** Begin INPUT RECORDS **

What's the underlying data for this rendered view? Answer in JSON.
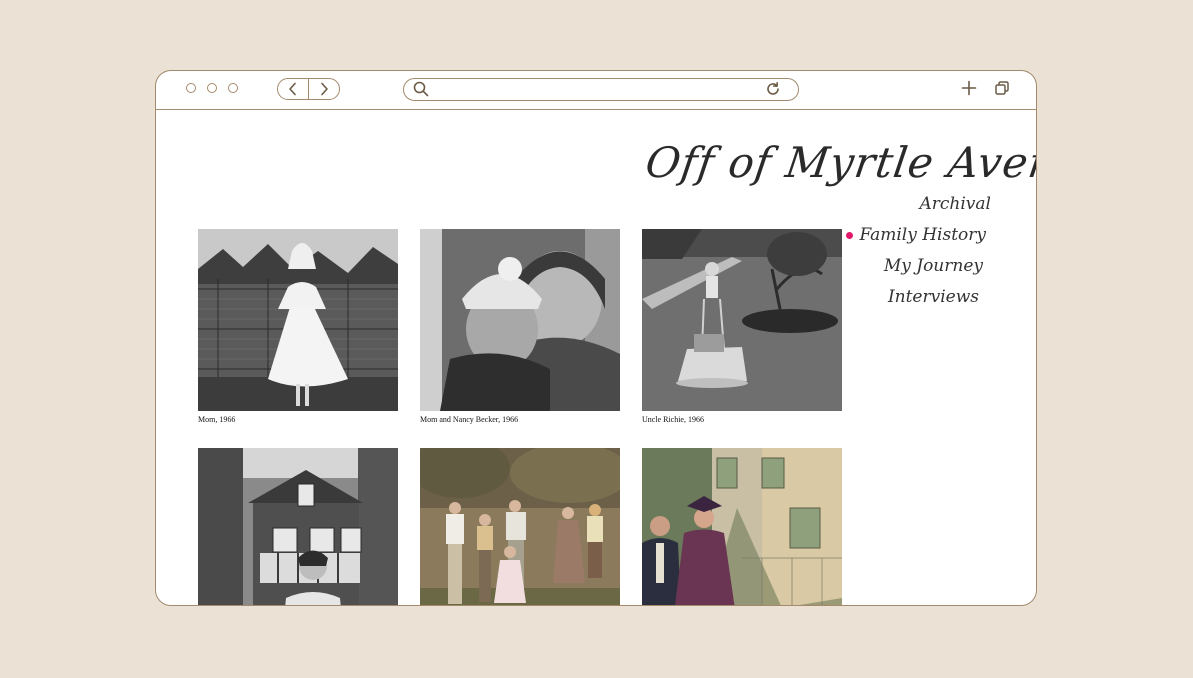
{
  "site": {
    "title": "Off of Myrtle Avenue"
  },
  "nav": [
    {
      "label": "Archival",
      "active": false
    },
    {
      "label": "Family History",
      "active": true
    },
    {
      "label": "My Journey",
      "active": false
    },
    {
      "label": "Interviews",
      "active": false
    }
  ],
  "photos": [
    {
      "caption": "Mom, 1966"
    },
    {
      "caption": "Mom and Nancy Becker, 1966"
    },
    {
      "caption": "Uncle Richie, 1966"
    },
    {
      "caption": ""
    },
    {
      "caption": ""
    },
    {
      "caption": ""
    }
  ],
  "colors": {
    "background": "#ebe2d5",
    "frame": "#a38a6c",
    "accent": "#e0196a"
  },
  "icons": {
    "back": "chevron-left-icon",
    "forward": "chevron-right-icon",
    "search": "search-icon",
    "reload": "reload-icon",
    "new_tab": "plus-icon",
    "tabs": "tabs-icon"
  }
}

** End INPUT RECORDS **
** Begin INPUT RECORDS **

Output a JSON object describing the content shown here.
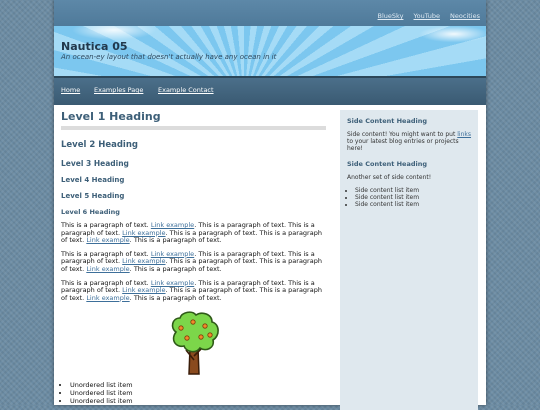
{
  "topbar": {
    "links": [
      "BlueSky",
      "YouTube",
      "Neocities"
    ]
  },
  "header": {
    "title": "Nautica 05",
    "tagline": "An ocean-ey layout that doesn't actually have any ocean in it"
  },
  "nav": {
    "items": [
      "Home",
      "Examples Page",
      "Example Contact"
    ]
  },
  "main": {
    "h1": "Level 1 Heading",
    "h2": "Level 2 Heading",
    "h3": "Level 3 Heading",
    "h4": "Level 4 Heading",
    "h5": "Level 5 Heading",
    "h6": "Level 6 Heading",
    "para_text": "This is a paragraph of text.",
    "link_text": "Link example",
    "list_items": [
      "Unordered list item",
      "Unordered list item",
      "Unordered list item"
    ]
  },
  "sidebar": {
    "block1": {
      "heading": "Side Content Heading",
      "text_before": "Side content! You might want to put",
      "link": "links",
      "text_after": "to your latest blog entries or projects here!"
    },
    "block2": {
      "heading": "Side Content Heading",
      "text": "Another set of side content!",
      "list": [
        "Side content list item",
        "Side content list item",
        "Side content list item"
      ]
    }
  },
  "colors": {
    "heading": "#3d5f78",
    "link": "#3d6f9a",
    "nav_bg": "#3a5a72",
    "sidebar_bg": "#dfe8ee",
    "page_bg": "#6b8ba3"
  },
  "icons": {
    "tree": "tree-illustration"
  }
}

** End INPUT RECORDS **

** GIVEN PROBLEM **
Of the lines above, how many hold the string "label"? Answer with only the number.

** EXERCISE OUTPUT **
4